## The exercise
Identify and pull out each line of the entries in which "actuals" occurs.

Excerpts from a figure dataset

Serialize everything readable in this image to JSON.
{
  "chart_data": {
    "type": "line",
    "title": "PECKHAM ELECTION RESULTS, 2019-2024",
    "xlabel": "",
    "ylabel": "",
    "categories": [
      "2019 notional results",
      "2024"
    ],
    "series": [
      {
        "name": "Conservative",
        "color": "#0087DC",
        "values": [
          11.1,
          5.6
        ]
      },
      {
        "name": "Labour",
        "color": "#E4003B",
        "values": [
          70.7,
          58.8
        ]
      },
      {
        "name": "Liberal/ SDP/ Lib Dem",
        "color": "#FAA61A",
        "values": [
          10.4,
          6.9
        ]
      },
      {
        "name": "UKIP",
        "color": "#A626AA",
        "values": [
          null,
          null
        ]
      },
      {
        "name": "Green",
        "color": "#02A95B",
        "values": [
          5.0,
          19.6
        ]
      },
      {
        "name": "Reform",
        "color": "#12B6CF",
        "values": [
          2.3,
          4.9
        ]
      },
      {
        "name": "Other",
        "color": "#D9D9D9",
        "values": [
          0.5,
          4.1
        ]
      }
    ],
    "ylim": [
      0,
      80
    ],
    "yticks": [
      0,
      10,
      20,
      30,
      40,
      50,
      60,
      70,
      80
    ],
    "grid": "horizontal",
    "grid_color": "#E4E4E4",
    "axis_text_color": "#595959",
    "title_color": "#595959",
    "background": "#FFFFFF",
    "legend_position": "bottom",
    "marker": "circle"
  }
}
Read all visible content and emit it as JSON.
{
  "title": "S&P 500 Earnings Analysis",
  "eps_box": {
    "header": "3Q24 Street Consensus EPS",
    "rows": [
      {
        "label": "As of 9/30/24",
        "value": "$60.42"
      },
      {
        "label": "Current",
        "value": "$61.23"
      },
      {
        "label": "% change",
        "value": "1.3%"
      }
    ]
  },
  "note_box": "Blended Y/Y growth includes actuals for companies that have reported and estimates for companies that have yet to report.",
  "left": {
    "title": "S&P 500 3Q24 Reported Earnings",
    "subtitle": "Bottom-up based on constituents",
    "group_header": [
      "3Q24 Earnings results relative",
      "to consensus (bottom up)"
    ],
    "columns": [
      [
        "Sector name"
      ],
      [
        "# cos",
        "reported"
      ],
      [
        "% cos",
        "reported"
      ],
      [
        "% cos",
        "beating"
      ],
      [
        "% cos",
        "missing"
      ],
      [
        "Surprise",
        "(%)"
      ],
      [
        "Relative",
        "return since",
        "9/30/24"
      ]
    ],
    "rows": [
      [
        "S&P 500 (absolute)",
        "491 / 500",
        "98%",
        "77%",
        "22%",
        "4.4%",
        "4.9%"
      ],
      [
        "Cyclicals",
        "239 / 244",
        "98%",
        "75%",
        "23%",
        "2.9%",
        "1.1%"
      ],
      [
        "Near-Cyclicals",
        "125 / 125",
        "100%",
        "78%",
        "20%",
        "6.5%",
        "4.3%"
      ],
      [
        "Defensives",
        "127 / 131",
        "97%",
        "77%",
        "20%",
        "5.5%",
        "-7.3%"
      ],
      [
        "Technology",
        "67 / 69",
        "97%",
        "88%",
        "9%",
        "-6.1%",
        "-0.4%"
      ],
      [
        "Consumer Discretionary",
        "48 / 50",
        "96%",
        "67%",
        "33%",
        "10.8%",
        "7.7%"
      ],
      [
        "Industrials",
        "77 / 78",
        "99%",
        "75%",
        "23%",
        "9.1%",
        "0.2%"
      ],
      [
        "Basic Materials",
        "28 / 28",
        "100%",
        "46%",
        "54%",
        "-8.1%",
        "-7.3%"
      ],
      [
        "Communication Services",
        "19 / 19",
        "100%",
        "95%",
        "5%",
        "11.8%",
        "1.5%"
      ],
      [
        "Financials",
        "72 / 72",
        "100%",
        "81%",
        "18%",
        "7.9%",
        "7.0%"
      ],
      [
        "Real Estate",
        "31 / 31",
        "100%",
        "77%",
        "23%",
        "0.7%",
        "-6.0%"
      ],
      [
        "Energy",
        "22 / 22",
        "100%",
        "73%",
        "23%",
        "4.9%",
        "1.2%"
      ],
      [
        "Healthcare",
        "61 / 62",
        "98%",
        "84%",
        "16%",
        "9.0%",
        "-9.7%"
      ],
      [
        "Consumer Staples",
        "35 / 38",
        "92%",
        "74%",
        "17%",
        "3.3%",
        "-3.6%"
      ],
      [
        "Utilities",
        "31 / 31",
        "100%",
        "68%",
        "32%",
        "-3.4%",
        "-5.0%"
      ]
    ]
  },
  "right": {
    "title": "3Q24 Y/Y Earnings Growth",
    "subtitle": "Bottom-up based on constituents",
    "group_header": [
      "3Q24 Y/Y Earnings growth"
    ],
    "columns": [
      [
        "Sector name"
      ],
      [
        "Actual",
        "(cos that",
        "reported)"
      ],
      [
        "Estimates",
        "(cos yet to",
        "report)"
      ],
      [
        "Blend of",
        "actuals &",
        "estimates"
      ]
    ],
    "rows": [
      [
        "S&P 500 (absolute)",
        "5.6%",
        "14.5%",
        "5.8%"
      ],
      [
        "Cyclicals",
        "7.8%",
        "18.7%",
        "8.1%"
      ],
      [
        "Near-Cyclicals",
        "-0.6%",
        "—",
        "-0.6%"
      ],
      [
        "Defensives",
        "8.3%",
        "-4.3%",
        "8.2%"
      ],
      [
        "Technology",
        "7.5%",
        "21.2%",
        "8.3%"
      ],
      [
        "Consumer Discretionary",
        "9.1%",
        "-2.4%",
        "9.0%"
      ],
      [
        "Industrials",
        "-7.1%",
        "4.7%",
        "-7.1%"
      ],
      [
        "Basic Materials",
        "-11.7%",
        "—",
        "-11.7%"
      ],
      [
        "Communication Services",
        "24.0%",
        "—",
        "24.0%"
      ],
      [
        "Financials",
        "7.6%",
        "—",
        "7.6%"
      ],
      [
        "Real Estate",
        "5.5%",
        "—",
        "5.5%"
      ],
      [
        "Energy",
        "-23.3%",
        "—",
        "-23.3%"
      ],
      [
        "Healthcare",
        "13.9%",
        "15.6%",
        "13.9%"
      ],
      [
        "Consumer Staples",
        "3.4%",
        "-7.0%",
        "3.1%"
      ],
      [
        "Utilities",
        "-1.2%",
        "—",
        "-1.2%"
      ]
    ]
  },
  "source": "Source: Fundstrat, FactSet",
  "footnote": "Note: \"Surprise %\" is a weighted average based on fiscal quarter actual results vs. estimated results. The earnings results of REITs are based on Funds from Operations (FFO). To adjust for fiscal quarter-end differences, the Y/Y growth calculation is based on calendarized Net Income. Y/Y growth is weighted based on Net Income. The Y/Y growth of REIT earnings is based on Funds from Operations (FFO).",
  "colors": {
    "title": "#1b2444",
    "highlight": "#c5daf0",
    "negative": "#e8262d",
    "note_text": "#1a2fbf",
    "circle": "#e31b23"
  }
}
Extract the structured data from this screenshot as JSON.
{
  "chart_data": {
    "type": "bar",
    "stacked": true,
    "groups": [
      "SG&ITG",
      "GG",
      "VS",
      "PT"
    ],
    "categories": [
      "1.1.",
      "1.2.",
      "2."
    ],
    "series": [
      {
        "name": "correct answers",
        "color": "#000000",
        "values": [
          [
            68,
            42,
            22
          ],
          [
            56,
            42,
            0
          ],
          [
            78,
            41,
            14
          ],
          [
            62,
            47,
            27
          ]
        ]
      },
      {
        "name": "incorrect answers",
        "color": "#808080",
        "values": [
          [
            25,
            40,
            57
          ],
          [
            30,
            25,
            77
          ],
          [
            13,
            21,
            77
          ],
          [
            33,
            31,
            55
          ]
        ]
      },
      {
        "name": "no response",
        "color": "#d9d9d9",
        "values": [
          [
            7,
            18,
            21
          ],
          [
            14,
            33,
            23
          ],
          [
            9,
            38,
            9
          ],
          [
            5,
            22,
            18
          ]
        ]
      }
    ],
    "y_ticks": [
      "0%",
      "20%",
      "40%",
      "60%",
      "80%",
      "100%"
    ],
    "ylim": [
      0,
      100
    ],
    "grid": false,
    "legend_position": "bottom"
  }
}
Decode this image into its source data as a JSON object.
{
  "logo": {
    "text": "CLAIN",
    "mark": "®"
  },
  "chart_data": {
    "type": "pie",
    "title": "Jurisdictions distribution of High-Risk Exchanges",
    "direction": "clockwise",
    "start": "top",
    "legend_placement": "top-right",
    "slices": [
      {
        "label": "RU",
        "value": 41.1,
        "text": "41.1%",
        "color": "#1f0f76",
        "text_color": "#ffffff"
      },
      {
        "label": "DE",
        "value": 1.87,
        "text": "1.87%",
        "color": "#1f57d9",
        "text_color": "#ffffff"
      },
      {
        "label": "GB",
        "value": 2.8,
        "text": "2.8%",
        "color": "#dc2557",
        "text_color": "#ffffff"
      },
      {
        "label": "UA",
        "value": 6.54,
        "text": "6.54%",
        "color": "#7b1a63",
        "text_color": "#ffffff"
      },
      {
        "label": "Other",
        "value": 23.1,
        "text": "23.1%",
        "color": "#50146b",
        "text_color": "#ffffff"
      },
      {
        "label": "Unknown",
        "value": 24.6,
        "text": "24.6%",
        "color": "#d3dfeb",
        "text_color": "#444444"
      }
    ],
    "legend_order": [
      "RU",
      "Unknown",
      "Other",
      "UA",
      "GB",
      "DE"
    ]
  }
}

## Complete output
  "note_box": "Blended Y/Y growth includes actuals for companies that have reported and estimates for companies that have yet to report.",
        "actuals &",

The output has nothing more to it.